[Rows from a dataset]
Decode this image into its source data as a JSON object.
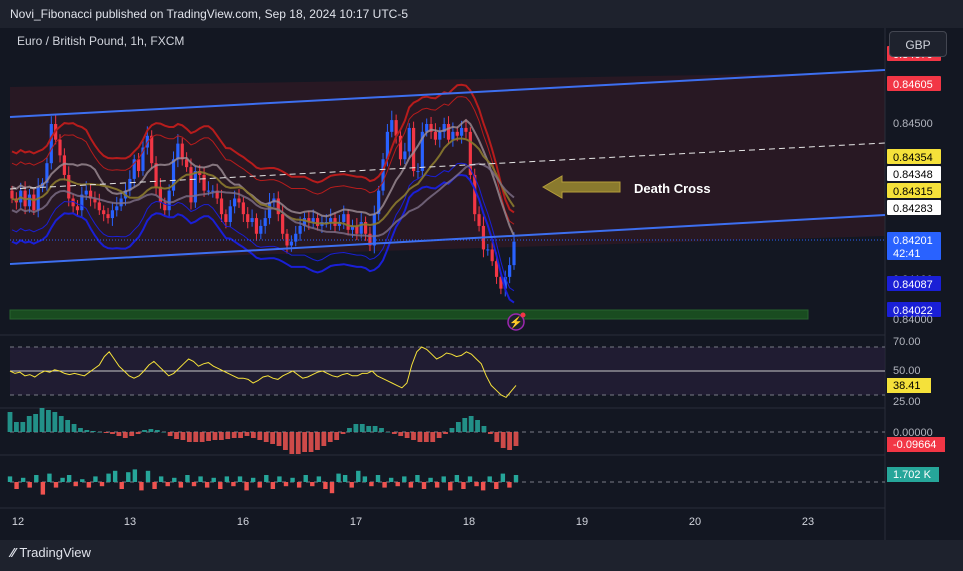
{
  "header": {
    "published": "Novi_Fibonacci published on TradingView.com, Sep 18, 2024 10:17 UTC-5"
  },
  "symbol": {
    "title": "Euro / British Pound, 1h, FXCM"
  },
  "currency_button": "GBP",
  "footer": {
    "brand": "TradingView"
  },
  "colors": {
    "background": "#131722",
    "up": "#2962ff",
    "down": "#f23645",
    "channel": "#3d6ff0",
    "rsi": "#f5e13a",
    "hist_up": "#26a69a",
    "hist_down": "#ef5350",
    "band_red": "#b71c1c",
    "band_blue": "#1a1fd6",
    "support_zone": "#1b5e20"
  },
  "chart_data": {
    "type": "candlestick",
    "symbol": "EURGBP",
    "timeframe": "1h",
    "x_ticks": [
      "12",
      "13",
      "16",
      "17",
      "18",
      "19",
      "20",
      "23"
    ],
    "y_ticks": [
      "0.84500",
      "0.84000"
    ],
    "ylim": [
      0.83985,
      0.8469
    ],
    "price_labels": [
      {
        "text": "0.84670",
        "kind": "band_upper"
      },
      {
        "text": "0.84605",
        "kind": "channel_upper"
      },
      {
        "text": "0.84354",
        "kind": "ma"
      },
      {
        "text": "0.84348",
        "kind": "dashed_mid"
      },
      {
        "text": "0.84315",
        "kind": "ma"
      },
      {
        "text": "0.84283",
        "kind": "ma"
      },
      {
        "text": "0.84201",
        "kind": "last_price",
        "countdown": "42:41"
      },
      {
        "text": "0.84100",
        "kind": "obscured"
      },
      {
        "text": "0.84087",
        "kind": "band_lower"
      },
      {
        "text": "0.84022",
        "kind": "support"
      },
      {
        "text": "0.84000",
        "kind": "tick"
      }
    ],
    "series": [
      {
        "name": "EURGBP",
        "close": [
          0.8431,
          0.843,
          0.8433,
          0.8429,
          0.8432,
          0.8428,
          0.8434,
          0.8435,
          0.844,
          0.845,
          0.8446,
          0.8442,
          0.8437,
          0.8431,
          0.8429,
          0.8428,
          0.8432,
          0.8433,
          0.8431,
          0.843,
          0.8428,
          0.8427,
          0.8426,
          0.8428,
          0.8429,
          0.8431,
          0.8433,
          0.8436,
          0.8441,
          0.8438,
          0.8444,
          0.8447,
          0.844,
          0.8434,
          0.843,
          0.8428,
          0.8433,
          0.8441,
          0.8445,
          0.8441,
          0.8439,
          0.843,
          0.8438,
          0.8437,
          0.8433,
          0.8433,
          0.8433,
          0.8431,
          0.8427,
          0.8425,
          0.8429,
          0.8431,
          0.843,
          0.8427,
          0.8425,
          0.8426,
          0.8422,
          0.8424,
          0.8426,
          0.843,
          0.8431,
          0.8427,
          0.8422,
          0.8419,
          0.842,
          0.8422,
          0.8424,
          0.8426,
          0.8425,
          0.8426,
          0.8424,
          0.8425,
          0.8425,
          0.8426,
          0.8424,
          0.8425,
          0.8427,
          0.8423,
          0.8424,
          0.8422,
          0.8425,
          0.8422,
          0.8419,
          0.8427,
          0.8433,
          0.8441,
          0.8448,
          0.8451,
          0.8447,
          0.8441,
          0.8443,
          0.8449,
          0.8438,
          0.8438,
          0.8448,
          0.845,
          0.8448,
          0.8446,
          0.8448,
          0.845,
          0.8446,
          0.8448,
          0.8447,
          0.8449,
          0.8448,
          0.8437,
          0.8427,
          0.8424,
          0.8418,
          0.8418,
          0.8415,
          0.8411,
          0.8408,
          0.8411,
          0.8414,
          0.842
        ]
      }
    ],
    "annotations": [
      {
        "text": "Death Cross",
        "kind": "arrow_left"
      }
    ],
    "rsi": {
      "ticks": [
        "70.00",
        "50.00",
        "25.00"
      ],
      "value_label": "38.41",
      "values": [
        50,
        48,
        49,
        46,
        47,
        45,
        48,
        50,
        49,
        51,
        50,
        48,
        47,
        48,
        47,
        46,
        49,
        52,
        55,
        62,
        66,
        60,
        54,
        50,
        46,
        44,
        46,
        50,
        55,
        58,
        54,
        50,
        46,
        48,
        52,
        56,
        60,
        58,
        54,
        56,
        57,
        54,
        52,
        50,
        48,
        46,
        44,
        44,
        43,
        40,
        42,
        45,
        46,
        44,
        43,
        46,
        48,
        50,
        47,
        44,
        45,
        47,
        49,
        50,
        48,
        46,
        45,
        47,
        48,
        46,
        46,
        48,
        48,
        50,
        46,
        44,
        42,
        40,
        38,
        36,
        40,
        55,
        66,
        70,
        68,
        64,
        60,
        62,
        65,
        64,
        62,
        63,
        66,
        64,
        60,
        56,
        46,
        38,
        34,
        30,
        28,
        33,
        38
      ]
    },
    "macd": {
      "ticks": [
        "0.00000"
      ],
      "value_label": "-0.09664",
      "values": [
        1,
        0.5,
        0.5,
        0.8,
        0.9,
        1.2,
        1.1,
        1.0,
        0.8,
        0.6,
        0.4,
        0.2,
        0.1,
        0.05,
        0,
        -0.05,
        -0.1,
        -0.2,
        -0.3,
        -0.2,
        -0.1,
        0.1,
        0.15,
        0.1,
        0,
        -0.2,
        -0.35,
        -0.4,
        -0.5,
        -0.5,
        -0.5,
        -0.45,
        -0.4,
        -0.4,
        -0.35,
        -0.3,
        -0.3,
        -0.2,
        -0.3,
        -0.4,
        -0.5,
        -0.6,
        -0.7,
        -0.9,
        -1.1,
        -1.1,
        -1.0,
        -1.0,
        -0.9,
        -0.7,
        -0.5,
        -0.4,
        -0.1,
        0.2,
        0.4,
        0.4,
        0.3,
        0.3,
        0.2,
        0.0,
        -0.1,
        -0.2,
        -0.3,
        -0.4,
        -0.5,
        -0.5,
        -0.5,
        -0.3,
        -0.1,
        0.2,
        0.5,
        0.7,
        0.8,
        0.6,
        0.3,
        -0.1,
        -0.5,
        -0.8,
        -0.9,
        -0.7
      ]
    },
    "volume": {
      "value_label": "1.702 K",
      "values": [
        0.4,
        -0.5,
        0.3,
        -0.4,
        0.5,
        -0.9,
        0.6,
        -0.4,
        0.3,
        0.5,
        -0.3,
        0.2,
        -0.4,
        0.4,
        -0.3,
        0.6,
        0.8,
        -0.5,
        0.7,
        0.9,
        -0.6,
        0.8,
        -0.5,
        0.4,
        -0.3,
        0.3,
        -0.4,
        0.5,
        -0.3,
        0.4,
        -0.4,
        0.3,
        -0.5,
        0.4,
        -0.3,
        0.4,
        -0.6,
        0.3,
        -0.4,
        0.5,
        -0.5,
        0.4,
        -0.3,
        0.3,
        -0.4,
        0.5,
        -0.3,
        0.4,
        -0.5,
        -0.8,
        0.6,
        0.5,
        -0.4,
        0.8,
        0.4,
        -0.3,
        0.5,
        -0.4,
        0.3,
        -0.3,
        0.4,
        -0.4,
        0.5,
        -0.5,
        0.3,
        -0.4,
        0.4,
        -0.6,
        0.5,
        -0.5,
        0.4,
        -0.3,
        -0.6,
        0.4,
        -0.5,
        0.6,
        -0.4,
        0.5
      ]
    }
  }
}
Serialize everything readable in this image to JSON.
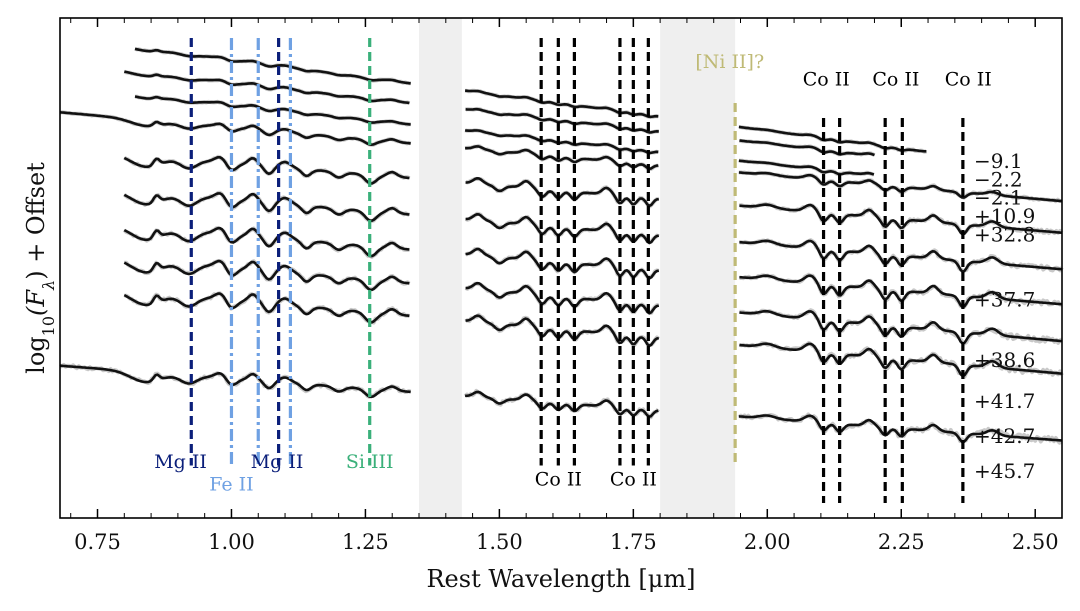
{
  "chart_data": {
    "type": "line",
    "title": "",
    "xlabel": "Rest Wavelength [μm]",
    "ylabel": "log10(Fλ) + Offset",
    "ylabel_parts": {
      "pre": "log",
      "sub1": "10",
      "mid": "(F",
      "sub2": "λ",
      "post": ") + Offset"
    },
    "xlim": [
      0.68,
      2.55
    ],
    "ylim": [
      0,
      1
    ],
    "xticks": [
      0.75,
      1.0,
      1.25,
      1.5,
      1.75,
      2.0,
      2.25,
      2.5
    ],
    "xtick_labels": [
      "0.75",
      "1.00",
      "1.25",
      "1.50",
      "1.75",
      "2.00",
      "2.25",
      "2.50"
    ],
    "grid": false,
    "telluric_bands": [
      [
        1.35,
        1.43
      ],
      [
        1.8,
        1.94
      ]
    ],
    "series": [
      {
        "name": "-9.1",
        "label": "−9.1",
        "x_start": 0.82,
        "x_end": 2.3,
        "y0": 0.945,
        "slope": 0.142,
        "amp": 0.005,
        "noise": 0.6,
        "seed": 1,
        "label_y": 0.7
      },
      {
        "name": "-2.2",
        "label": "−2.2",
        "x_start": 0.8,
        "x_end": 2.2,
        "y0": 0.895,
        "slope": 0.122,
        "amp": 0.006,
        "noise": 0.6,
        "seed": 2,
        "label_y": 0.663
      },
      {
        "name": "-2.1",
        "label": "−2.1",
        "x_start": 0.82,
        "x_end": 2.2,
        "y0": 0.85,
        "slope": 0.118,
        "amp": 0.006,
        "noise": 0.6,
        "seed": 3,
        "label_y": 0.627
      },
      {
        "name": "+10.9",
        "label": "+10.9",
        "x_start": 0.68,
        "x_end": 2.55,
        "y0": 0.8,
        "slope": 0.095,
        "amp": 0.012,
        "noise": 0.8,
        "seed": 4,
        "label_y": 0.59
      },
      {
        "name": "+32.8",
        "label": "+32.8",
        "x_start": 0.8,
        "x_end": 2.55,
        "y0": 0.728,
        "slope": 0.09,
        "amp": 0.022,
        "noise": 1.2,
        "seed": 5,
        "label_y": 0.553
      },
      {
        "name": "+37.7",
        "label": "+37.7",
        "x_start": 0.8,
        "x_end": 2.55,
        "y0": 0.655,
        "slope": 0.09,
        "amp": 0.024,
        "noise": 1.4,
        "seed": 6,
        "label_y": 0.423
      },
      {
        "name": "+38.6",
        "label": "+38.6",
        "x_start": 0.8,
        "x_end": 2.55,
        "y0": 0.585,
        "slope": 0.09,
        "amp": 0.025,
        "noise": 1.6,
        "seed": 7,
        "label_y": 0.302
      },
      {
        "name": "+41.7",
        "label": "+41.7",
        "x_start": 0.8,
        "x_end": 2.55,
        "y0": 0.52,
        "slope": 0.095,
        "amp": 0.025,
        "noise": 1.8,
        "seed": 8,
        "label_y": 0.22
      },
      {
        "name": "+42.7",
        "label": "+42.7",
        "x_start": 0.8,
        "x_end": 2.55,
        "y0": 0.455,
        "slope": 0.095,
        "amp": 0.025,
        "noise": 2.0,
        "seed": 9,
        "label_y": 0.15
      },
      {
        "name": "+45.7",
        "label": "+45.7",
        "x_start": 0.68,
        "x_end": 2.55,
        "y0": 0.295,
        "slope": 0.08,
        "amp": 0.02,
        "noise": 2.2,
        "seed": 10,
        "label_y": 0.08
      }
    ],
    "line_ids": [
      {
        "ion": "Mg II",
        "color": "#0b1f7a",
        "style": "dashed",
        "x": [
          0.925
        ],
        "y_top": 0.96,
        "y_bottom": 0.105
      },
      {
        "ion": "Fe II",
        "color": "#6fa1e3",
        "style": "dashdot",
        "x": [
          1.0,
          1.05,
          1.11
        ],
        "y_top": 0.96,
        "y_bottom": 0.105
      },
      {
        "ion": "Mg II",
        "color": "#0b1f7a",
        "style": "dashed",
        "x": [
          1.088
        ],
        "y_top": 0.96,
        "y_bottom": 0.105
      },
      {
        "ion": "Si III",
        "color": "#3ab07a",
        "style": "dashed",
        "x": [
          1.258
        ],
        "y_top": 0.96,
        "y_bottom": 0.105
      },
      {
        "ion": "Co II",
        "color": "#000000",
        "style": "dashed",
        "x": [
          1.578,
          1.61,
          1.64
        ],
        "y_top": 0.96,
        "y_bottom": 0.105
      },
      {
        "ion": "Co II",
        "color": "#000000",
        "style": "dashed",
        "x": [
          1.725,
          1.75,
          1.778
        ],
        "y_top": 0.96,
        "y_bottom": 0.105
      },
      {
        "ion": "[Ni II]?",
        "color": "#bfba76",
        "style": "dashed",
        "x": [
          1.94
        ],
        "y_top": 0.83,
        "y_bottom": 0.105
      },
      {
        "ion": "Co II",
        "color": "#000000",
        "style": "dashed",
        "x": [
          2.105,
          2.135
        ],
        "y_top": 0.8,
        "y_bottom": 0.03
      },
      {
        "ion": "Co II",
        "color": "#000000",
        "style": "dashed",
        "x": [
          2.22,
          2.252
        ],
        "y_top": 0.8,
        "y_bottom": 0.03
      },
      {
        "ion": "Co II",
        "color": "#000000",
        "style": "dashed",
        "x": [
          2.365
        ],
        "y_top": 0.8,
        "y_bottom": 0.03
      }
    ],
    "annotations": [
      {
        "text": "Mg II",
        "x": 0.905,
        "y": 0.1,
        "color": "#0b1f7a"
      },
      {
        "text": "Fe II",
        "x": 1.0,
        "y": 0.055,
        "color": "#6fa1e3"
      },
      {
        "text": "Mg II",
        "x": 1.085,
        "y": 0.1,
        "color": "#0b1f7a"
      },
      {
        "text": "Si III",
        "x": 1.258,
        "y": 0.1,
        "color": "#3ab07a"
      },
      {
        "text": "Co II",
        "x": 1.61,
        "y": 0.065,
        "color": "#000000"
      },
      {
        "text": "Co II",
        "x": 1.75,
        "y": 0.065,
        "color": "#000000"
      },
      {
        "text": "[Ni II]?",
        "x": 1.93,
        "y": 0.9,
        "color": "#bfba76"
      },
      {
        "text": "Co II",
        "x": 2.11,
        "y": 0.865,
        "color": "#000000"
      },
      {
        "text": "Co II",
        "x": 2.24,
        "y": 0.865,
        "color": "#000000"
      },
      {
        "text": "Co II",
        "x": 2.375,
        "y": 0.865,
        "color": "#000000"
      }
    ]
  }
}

WORK TO BE COMPLETED: Check the data for the word "image" and pull out the lines that have it.

OUTPUT FOR THIS TASK:
Decode this image into its source data as a JSON object.
Serialize everything readable in this image to JSON.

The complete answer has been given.